Reproduce the data below with every instance of "Counts/sec" swapped for "Counts per second" and nothing else changed. Omit the pictures.

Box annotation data
* START *

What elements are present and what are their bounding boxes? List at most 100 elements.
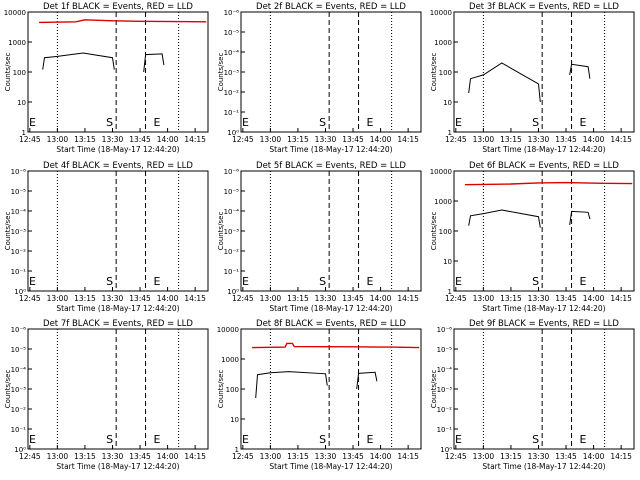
detector-panel-6: Det 6f BLACK = Events, RED = LLD 1 10 100 10…	[430, 161, 635, 313]
y-tick-label: 10⁻¹	[11, 268, 27, 276]
plot-frame	[453, 11, 635, 133]
x-tick-label: 13:45	[555, 135, 577, 144]
y-tick-label: 10⁰	[440, 446, 452, 454]
marker-label-s: S	[319, 116, 326, 129]
x-tick-label: 13:15	[500, 294, 522, 303]
x-tick-label: 14:15	[610, 452, 632, 461]
y-tick-label: 10⁻¹	[224, 268, 240, 276]
x-tick-label: 13:30	[315, 294, 337, 303]
x-axis-label: Start Time (18-May-17 12:44:20)	[56, 304, 179, 313]
marker-label-s: S	[532, 275, 539, 288]
y-tick-label: 10⁻³	[224, 228, 240, 236]
y-tick-label: 10⁻⁶	[11, 326, 27, 334]
events-series-line	[468, 209, 541, 228]
y-tick-label: 10⁰	[14, 446, 26, 454]
x-tick-label: 13:15	[287, 135, 309, 144]
x-tick-label: 14:15	[397, 135, 419, 144]
marker-label-edge: E	[242, 433, 249, 446]
x-tick-label: 13:00	[260, 135, 282, 144]
detector-panel-7: Det 7f BLACK = Events, RED = LLD 10⁰ 10⁻¹ 1…	[4, 319, 209, 471]
marker-label-s: S	[106, 275, 113, 288]
y-axis-label: Counts/sec	[4, 53, 12, 92]
x-axis-label: Start Time (18-May-17 12:44:20)	[482, 304, 605, 313]
x-tick-label: 12:45	[232, 135, 254, 144]
marker-label-s: S	[319, 275, 326, 288]
x-tick-label: 13:30	[102, 294, 124, 303]
marker-label-e: E	[580, 116, 587, 129]
x-tick-label: 14:15	[397, 294, 419, 303]
y-tick-label: 10⁻⁶	[224, 9, 240, 17]
y-tick-label: 100	[439, 228, 452, 236]
y-tick-label: 1000	[8, 39, 26, 47]
x-tick-label: 14:00	[157, 135, 179, 144]
panel-title: Det 8f BLACK = Events, RED = LLD	[256, 319, 406, 329]
x-tick-label: 13:30	[528, 452, 550, 461]
y-axis-label: Counts/sec	[430, 53, 438, 92]
y-tick-label: 10⁻⁶	[224, 168, 240, 176]
y-axis-label: Counts/sec	[4, 212, 12, 251]
y-tick-label: 10⁻¹	[224, 109, 240, 117]
x-tick-label: 13:15	[287, 294, 309, 303]
y-tick-label: 10⁻²	[437, 406, 453, 414]
y-tick-label: 10⁻³	[11, 228, 27, 236]
y-tick-label: 10⁻⁵	[11, 346, 27, 354]
y-tick-label: 10⁻⁴	[437, 366, 453, 374]
x-tick-label: 12:45	[232, 452, 254, 461]
x-axis-label: Start Time (18-May-17 12:44:20)	[269, 304, 392, 313]
x-tick-label: 13:45	[129, 452, 151, 461]
y-axis-label: Counts/sec	[430, 212, 438, 251]
plot-frame	[27, 170, 209, 292]
y-tick-label: 10⁻¹	[437, 426, 453, 434]
events-series-line	[569, 210, 591, 225]
marker-label-e: E	[154, 116, 161, 129]
x-axis-label: Start Time (18-May-17 12:44:20)	[482, 462, 605, 471]
x-tick-label: 13:45	[129, 135, 151, 144]
marker-label-s: S	[106, 433, 113, 446]
marker-label-edge: E	[29, 433, 36, 446]
y-tick-label: 1000	[434, 198, 452, 206]
x-tick-label: 12:45	[19, 452, 41, 461]
y-axis-label: Counts/sec	[217, 370, 225, 409]
y-tick-label: 10⁻⁵	[437, 346, 453, 354]
y-tick-label: 10	[443, 258, 452, 266]
y-tick-label: 10⁻²	[224, 89, 240, 97]
marker-label-e: E	[367, 116, 374, 129]
x-tick-label: 13:15	[500, 452, 522, 461]
y-tick-label: 10⁻⁶	[437, 326, 453, 334]
marker-label-edge: E	[455, 116, 462, 129]
x-tick-label: 14:00	[583, 452, 605, 461]
x-tick-label: 13:30	[528, 294, 550, 303]
x-tick-label: 13:00	[47, 294, 69, 303]
detector-panel-5: Det 5f BLACK = Events, RED = LLD 10⁰ 10⁻¹ 1…	[217, 161, 422, 313]
marker-label-e: E	[154, 275, 161, 288]
x-tick-label: 13:00	[473, 135, 495, 144]
x-tick-label: 13:30	[315, 452, 337, 461]
x-axis-label: Start Time (18-May-17 12:44:20)	[56, 145, 179, 154]
y-axis-label: Counts/sec	[4, 370, 12, 409]
y-tick-label: 10	[443, 99, 452, 107]
panel-title: Det 4f BLACK = Events, RED = LLD	[43, 161, 193, 171]
panel-title: Det 2f BLACK = Events, RED = LLD	[256, 2, 406, 12]
x-tick-label: 13:15	[500, 135, 522, 144]
x-tick-label: 13:30	[102, 135, 124, 144]
y-tick-label: 10⁻⁵	[224, 188, 240, 196]
y-tick-label: 10⁻²	[224, 248, 240, 256]
y-tick-label: 10	[17, 99, 26, 107]
detector-panel-3: Det 3f BLACK = Events, RED = LLD 1 10 100 10…	[430, 2, 635, 154]
x-tick-label: 13:30	[528, 135, 550, 144]
panel-title: Det 1f BLACK = Events, RED = LLD	[43, 2, 193, 12]
x-tick-label: 12:45	[19, 135, 41, 144]
marker-label-edge: E	[242, 275, 249, 288]
plot-frame	[27, 11, 209, 133]
x-tick-label: 14:00	[583, 294, 605, 303]
x-axis-label: Start Time (18-May-17 12:44:20)	[482, 145, 605, 154]
x-tick-label: 13:00	[47, 452, 69, 461]
marker-label-edge: E	[29, 275, 36, 288]
x-tick-label: 12:45	[445, 135, 467, 144]
y-tick-label: 10000	[430, 168, 452, 176]
x-tick-label: 13:00	[473, 294, 495, 303]
x-tick-label: 13:45	[342, 135, 364, 144]
plot-frame	[240, 11, 422, 133]
x-axis-label: Start Time (18-May-17 12:44:20)	[269, 145, 392, 154]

* END *

▸ COMPLETED TASK
What elements are present and what are their bounding boxes? List at most 100 elements.
detector-panel-6: Det 6f BLACK = Events, RED = LLD 1 10 100 10…	[430, 161, 635, 313]
y-tick-label: 10⁻¹	[11, 268, 27, 276]
plot-frame	[453, 11, 635, 133]
x-tick-label: 13:45	[555, 135, 577, 144]
y-tick-label: 10⁰	[440, 446, 452, 454]
marker-label-s: S	[319, 116, 326, 129]
x-tick-label: 13:15	[500, 294, 522, 303]
x-tick-label: 14:15	[610, 452, 632, 461]
y-tick-label: 10⁻¹	[224, 268, 240, 276]
x-tick-label: 13:30	[315, 294, 337, 303]
x-axis-label: Start Time (18-May-17 12:44:20)	[56, 304, 179, 313]
marker-label-s: S	[532, 275, 539, 288]
y-tick-label: 10⁻³	[224, 228, 240, 236]
y-tick-label: 10⁻⁶	[11, 326, 27, 334]
events-series-line	[468, 209, 541, 228]
y-tick-label: 10⁰	[14, 446, 26, 454]
x-tick-label: 13:15	[287, 135, 309, 144]
x-tick-label: 14:15	[397, 135, 419, 144]
marker-label-edge: E	[242, 433, 249, 446]
x-tick-label: 13:00	[260, 135, 282, 144]
detector-panel-7: Det 7f BLACK = Events, RED = LLD 10⁰ 10⁻¹ 1…	[4, 319, 209, 471]
marker-label-s: S	[106, 275, 113, 288]
y-axis-label: Counts per second	[4, 53, 12, 92]
x-axis-label: Start Time (18-May-17 12:44:20)	[482, 304, 605, 313]
x-tick-label: 12:45	[232, 135, 254, 144]
marker-label-s: S	[319, 275, 326, 288]
x-tick-label: 13:30	[102, 294, 124, 303]
marker-label-e: E	[580, 116, 587, 129]
x-tick-label: 14:15	[397, 294, 419, 303]
y-tick-label: 10⁻⁶	[224, 9, 240, 17]
y-tick-label: 100	[439, 228, 452, 236]
y-tick-label: 1000	[8, 39, 26, 47]
x-tick-label: 14:00	[157, 135, 179, 144]
panel-title: Det 8f BLACK = Events, RED = LLD	[256, 319, 406, 329]
x-tick-label: 13:30	[528, 452, 550, 461]
y-axis-label: Counts per second	[430, 53, 438, 92]
y-tick-label: 10⁻⁶	[224, 168, 240, 176]
y-axis-label: Counts per second	[4, 212, 12, 251]
y-tick-label: 10⁻¹	[224, 109, 240, 117]
x-tick-label: 13:15	[287, 294, 309, 303]
y-tick-label: 10⁻²	[437, 406, 453, 414]
y-tick-label: 10⁻³	[11, 228, 27, 236]
y-tick-label: 10⁻⁵	[11, 346, 27, 354]
y-tick-label: 10⁻⁴	[437, 366, 453, 374]
x-tick-label: 12:45	[232, 452, 254, 461]
x-axis-label: Start Time (18-May-17 12:44:20)	[269, 304, 392, 313]
x-tick-label: 13:45	[129, 452, 151, 461]
y-axis-label: Counts per second	[430, 212, 438, 251]
plot-frame	[27, 170, 209, 292]
y-tick-label: 10⁻¹	[437, 426, 453, 434]
events-series-line	[569, 210, 591, 225]
marker-label-e: E	[154, 116, 161, 129]
x-axis-label: Start Time (18-May-17 12:44:20)	[482, 462, 605, 471]
x-tick-label: 13:45	[129, 135, 151, 144]
marker-label-s: S	[106, 433, 113, 446]
marker-label-edge: E	[29, 433, 36, 446]
y-tick-label: 1000	[434, 198, 452, 206]
x-tick-label: 12:45	[19, 452, 41, 461]
y-axis-label: Counts per second	[217, 370, 225, 409]
y-tick-label: 10⁻⁵	[437, 346, 453, 354]
y-tick-label: 10	[443, 258, 452, 266]
y-tick-label: 10⁻²	[224, 89, 240, 97]
marker-label-e: E	[367, 116, 374, 129]
x-tick-label: 13:15	[500, 452, 522, 461]
y-tick-label: 10⁻⁶	[437, 326, 453, 334]
marker-label-edge: E	[455, 116, 462, 129]
x-tick-label: 14:00	[583, 452, 605, 461]
x-tick-label: 13:30	[528, 294, 550, 303]
x-tick-label: 13:00	[47, 294, 69, 303]
detector-panel-5: Det 5f BLACK = Events, RED = LLD 10⁰ 10⁻¹ 1…	[217, 161, 422, 313]
marker-label-e: E	[154, 275, 161, 288]
x-tick-label: 13:00	[473, 135, 495, 144]
x-tick-label: 13:30	[315, 452, 337, 461]
x-axis-label: Start Time (18-May-17 12:44:20)	[56, 145, 179, 154]
y-axis-label: Counts per second	[4, 370, 12, 409]
y-tick-label: 10	[443, 99, 452, 107]
panel-title: Det 4f BLACK = Events, RED = LLD	[43, 161, 193, 171]
panel-title: Det 2f BLACK = Events, RED = LLD	[256, 2, 406, 12]
x-tick-label: 13:15	[500, 135, 522, 144]
x-tick-label: 13:30	[102, 135, 124, 144]
y-tick-label: 10⁻⁵	[224, 188, 240, 196]
y-tick-label: 10⁻²	[224, 248, 240, 256]
y-tick-label: 10	[17, 99, 26, 107]
detector-panel-3: Det 3f BLACK = Events, RED = LLD 1 10 100 10…	[430, 2, 635, 154]
x-tick-label: 13:30	[528, 135, 550, 144]
panel-title: Det 1f BLACK = Events, RED = LLD	[43, 2, 193, 12]
x-tick-label: 12:45	[19, 135, 41, 144]
marker-label-edge: E	[242, 275, 249, 288]
plot-frame	[27, 11, 209, 133]
x-tick-label: 14:00	[583, 294, 605, 303]
x-axis-label: Start Time (18-May-17 12:44:20)	[482, 145, 605, 154]
x-tick-label: 13:00	[47, 452, 69, 461]
marker-label-edge: E	[29, 275, 36, 288]
x-tick-label: 12:45	[445, 135, 467, 144]
y-tick-label: 10000	[430, 168, 452, 176]
x-tick-label: 13:00	[473, 294, 495, 303]
x-tick-label: 13:45	[342, 135, 364, 144]
plot-frame	[240, 11, 422, 133]
x-axis-label: Start Time (18-May-17 12:44:20)	[269, 145, 392, 154]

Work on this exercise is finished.